WHAT YOU WILL DO — Tally up the lines carrying the string "this" and respond with only the resulting number.
───── STORED RECORDS ─────
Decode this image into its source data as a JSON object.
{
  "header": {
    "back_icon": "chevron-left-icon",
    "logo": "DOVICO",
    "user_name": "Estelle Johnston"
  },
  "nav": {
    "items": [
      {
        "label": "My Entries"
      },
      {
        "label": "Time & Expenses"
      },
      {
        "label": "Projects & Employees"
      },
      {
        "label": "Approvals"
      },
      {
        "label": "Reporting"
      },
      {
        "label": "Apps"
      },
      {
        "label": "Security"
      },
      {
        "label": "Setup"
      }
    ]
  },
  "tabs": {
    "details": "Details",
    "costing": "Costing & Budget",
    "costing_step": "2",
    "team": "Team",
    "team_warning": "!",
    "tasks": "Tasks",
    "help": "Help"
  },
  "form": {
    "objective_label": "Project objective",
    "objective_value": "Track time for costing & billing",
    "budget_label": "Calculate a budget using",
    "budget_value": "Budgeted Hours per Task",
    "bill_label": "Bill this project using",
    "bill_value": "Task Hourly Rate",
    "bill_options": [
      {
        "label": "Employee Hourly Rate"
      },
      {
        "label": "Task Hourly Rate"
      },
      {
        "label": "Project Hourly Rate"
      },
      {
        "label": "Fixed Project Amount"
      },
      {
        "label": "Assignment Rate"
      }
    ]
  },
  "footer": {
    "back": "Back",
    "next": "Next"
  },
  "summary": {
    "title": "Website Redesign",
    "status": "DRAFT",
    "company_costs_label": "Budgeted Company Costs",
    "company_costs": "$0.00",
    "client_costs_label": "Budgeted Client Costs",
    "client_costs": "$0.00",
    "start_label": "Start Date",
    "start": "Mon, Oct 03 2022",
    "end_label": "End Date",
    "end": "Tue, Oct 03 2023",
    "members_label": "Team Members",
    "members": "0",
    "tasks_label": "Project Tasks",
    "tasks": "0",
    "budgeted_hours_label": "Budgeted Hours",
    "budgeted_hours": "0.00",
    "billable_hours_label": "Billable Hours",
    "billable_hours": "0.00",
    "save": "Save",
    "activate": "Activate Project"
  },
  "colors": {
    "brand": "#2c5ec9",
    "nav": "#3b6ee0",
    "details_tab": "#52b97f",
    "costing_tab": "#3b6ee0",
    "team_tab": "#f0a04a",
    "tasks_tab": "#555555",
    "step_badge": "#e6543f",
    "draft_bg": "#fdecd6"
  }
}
─────
OUTPUT BELOW — 2